Copy out every line in the entries below that includes "decrease".

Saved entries
· · · · · · ·

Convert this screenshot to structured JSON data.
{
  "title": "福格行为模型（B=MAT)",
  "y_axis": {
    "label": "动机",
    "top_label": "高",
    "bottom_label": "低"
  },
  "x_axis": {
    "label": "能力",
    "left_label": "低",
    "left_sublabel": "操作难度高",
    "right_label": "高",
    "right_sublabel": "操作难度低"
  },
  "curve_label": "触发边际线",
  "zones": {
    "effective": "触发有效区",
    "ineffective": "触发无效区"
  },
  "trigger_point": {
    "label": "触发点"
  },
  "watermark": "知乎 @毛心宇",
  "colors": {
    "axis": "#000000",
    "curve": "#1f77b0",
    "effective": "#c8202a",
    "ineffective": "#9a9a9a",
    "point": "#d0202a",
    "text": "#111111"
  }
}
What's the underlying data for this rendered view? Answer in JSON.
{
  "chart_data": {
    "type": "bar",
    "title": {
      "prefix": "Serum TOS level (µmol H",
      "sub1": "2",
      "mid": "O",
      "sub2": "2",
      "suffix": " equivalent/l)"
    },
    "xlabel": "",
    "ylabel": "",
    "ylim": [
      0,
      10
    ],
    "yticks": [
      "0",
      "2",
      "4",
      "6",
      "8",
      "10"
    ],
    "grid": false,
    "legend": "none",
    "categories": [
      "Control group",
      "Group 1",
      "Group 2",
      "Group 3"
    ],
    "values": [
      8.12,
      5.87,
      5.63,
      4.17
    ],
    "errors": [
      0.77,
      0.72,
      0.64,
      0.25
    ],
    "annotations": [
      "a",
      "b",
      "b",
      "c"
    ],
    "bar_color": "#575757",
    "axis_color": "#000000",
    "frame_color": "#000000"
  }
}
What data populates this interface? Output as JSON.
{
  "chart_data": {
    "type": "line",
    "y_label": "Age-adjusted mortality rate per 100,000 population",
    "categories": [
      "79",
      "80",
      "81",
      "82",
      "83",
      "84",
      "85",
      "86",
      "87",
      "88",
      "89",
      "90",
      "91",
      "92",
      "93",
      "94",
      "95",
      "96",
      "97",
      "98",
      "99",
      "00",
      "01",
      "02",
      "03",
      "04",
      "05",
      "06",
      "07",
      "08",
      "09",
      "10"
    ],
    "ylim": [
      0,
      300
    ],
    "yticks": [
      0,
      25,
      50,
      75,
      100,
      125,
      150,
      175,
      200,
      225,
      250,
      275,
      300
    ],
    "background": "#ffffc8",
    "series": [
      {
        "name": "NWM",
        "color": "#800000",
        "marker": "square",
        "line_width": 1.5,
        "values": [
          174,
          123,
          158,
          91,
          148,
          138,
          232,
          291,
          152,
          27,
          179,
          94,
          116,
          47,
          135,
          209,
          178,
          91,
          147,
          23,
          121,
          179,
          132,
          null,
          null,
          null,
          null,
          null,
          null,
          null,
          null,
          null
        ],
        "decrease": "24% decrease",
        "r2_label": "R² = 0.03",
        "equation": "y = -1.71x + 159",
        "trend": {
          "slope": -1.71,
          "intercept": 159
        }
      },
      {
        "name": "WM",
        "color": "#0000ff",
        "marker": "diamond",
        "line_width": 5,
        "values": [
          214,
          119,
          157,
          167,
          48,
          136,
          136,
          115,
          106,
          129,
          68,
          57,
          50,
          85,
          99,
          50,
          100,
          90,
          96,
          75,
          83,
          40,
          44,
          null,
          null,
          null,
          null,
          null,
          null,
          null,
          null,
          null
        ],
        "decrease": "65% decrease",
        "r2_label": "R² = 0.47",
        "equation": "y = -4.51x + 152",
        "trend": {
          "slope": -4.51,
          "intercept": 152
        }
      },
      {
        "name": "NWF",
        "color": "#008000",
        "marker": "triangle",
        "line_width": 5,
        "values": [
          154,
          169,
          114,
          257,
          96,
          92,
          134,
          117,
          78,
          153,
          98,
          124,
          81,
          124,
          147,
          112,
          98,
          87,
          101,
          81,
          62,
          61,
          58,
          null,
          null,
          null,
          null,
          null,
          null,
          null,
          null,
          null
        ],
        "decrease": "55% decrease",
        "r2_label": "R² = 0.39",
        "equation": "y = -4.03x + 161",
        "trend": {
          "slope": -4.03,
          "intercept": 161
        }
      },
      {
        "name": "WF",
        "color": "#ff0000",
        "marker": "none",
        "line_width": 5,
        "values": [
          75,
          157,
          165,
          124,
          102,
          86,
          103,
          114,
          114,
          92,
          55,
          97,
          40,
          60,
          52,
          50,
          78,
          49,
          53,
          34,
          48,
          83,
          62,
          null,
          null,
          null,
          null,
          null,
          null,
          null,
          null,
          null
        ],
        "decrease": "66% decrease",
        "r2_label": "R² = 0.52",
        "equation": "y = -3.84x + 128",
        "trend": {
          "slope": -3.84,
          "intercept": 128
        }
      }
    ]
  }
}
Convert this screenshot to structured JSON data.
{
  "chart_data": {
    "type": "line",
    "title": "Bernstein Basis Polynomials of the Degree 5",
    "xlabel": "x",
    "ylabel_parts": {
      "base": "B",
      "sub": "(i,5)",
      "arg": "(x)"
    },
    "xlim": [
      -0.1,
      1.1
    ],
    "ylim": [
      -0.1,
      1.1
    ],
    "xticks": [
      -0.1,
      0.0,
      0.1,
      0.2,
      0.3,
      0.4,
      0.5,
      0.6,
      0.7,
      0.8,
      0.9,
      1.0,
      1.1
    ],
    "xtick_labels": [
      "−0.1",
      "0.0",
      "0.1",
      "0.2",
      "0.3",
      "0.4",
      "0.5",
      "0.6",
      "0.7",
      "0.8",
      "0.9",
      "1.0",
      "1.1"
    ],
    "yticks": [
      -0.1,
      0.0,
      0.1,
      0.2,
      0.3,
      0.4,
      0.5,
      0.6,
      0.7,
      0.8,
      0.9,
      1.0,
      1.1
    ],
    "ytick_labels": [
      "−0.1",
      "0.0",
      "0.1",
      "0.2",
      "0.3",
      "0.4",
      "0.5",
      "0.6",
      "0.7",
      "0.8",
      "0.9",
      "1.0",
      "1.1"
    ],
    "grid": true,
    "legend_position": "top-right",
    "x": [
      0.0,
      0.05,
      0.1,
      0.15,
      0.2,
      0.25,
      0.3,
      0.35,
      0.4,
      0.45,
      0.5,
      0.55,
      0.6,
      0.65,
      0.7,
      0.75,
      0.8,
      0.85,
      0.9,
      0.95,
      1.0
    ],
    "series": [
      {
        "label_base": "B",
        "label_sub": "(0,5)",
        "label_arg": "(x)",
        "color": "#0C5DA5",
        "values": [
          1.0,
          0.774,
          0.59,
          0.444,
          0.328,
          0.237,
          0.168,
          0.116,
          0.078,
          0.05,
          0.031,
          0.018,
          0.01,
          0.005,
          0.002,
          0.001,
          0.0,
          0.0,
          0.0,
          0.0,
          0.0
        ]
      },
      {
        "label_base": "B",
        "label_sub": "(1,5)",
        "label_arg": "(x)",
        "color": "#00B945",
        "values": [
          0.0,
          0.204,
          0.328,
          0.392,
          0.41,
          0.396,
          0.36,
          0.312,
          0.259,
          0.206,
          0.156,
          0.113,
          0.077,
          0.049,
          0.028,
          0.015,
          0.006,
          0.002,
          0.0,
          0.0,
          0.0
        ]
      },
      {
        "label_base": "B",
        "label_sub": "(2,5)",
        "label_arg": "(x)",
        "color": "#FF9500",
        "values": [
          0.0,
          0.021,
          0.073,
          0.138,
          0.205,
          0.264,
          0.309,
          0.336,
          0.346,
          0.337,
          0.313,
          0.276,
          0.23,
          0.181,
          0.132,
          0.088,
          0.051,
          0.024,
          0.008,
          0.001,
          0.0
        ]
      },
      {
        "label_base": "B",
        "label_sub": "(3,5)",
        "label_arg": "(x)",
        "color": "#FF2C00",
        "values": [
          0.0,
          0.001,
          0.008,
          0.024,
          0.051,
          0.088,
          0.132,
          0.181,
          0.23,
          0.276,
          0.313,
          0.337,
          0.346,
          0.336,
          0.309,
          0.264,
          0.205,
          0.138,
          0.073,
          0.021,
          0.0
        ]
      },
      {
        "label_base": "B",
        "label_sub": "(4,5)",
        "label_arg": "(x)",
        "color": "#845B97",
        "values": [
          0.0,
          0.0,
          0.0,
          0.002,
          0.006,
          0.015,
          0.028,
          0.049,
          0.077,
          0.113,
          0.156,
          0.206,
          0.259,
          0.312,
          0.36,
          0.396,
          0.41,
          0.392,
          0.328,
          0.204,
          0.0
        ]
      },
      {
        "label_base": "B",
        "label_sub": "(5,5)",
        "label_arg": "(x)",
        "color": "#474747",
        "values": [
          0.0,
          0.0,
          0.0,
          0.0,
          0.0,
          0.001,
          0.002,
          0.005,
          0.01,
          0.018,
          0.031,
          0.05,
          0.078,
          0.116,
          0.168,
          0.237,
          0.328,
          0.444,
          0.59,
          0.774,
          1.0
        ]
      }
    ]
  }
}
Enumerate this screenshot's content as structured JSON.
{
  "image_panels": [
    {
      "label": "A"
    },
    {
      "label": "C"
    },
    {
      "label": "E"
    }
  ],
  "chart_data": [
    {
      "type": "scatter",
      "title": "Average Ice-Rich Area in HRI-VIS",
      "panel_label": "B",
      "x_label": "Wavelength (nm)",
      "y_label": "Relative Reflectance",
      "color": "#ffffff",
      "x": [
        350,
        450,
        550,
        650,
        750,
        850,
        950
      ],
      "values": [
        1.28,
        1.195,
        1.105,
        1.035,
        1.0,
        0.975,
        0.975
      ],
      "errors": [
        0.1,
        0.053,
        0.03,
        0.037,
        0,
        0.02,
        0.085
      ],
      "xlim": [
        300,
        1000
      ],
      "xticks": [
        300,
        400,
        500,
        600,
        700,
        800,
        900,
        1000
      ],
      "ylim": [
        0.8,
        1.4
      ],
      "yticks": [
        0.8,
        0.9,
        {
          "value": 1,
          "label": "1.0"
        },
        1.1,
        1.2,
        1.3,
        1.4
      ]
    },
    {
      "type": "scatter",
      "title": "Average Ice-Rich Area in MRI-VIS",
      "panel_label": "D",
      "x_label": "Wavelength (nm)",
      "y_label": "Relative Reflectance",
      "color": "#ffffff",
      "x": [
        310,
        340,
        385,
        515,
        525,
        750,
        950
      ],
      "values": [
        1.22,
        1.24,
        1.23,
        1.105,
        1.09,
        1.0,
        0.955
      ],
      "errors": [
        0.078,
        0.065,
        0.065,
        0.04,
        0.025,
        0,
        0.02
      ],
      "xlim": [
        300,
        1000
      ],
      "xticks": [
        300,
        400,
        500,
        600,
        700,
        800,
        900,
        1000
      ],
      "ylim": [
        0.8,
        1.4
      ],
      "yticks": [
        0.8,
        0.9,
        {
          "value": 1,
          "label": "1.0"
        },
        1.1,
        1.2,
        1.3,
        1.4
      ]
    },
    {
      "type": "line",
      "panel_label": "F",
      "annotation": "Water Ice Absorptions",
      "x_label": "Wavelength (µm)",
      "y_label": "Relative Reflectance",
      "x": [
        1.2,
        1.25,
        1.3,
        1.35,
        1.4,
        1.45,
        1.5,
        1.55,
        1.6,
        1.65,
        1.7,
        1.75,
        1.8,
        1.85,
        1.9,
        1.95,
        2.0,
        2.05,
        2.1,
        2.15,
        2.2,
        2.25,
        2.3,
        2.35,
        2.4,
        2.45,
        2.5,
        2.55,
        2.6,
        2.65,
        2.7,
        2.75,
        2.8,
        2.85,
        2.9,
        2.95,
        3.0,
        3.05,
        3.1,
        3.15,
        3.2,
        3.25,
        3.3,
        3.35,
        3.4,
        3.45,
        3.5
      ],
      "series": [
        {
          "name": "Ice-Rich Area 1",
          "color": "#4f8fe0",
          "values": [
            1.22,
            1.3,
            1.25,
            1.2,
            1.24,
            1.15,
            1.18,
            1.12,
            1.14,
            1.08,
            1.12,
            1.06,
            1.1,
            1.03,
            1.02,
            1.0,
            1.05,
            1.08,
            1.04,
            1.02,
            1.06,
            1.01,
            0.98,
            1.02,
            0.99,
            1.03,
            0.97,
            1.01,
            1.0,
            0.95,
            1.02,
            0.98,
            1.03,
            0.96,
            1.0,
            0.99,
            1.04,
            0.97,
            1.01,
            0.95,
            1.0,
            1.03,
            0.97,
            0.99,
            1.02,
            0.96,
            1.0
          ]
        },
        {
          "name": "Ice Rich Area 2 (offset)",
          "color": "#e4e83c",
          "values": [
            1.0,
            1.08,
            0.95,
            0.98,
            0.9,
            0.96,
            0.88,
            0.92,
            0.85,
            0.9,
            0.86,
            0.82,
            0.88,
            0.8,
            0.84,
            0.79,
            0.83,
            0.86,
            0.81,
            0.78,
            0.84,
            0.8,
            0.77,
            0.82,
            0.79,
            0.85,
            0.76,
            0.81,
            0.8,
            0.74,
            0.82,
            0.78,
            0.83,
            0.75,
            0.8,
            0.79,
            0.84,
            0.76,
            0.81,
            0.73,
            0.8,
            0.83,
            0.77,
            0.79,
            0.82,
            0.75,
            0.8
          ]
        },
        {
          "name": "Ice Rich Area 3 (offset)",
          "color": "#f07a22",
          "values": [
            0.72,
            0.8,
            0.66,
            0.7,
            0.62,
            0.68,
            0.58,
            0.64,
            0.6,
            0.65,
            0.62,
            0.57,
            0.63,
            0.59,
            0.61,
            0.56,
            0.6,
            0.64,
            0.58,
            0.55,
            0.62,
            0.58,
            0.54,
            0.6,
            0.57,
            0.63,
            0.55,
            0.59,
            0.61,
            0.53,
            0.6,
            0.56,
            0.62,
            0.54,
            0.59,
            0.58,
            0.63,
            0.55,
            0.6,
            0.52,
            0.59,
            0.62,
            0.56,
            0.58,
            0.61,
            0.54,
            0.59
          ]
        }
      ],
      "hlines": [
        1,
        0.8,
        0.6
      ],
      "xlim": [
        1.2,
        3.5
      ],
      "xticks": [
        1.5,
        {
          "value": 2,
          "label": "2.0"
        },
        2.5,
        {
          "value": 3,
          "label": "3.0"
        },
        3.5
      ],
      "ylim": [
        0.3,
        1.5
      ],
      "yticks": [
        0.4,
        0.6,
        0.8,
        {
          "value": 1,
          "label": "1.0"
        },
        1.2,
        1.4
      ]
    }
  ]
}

· · · · · · ·

-- WORKED SOLUTION --
        "decrease": "24% decrease",
        "decrease": "65% decrease",
        "decrease": "55% decrease",
        "decrease": "66% decrease",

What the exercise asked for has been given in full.